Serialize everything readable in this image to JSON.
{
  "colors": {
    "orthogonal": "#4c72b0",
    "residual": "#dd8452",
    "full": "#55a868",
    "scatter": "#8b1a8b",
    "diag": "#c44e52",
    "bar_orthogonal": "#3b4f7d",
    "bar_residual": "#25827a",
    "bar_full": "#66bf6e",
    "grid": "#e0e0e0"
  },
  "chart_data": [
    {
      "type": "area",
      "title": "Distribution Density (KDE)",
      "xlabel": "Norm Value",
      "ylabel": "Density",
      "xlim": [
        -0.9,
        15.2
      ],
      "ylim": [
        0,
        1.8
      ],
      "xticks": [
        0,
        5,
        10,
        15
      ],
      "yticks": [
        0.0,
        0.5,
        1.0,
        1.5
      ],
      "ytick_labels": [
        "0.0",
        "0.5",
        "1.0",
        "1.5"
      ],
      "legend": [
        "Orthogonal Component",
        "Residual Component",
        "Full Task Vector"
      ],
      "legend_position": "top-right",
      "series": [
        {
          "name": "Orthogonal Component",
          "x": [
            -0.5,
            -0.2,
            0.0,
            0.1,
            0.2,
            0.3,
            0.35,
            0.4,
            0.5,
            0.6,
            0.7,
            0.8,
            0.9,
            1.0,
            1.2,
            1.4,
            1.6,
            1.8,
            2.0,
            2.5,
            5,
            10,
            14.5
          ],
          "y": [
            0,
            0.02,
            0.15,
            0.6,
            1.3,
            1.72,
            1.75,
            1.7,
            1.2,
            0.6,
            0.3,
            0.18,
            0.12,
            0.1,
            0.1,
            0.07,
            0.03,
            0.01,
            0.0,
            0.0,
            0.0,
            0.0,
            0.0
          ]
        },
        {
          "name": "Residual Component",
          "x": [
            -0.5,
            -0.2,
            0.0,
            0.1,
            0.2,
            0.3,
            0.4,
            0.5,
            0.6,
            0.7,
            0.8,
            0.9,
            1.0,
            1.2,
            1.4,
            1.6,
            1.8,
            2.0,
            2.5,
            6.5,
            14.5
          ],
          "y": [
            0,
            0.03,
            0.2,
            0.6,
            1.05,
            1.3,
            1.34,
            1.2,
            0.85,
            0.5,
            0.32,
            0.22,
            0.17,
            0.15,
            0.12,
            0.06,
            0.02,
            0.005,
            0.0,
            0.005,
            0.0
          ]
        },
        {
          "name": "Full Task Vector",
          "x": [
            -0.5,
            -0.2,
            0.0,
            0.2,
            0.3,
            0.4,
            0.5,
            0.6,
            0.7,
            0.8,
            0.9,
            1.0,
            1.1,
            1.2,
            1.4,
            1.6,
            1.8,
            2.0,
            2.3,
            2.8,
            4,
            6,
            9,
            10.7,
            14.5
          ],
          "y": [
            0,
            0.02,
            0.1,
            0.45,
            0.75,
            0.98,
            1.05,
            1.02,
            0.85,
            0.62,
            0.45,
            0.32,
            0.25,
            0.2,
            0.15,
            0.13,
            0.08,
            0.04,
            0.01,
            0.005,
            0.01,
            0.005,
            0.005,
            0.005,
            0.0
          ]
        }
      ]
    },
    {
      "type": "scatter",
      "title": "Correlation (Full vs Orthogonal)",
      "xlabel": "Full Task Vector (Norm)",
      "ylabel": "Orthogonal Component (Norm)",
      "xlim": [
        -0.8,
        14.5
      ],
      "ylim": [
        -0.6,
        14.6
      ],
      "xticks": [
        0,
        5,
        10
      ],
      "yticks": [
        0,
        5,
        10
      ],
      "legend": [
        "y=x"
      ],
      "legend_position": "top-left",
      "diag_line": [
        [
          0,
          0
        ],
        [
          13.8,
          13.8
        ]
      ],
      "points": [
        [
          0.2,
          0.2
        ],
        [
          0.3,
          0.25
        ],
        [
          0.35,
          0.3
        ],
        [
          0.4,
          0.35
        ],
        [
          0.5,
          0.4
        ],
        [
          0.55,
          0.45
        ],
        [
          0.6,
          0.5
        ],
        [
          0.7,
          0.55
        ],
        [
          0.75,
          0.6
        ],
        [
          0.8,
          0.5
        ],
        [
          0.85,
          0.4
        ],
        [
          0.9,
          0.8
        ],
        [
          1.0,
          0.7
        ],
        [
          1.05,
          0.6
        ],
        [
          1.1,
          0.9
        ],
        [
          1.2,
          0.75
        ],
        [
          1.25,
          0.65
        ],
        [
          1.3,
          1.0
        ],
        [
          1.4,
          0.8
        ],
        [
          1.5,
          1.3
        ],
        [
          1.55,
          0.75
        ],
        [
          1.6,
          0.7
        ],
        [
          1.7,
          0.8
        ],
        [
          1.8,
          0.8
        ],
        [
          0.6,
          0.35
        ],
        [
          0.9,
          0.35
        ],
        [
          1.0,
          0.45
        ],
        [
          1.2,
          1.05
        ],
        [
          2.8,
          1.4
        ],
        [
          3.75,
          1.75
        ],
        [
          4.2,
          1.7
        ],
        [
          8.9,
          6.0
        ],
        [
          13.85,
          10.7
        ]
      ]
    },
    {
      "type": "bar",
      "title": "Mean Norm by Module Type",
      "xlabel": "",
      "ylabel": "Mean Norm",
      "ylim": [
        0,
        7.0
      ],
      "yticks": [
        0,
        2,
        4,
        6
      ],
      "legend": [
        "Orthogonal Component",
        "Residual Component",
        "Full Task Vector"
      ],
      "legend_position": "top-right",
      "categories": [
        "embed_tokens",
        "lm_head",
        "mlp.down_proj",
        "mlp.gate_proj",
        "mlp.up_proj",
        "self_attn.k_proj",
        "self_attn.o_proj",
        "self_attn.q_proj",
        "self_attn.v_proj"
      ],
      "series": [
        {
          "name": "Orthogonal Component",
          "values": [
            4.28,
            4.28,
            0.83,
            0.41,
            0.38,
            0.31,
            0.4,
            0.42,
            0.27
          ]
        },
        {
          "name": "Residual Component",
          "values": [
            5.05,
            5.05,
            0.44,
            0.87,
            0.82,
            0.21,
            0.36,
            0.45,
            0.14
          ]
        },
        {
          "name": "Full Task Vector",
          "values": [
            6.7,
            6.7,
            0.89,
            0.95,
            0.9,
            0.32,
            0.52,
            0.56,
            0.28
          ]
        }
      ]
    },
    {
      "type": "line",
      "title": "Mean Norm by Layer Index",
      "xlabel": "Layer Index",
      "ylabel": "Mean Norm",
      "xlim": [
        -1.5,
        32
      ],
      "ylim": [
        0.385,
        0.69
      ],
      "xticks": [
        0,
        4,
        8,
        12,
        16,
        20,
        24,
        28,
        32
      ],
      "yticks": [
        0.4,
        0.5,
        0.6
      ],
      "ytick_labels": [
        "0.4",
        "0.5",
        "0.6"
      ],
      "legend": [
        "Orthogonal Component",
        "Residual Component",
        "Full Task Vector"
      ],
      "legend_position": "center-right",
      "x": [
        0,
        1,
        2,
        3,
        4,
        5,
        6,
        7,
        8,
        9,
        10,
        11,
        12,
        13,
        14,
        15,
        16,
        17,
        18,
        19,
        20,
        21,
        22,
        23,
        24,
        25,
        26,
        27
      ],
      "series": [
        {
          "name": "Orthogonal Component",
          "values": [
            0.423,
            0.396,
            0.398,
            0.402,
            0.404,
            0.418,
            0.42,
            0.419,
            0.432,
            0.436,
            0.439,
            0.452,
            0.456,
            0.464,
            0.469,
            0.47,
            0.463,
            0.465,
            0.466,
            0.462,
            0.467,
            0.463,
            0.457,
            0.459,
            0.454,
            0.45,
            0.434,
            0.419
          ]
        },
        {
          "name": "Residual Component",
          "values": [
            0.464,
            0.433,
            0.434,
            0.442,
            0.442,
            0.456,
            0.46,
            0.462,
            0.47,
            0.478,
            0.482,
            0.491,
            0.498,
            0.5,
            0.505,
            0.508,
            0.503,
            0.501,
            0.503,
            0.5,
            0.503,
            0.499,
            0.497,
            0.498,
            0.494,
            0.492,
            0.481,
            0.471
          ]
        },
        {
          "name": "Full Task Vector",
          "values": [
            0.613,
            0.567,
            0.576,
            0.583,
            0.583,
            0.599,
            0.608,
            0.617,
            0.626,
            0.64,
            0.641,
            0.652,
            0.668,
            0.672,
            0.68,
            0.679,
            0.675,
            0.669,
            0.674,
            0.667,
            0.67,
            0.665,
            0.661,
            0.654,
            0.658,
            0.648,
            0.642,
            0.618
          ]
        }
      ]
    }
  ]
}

• _What needs to be done_: Only the number is needed: state how many lines in the listing contain "Density".

• _Reply_: 2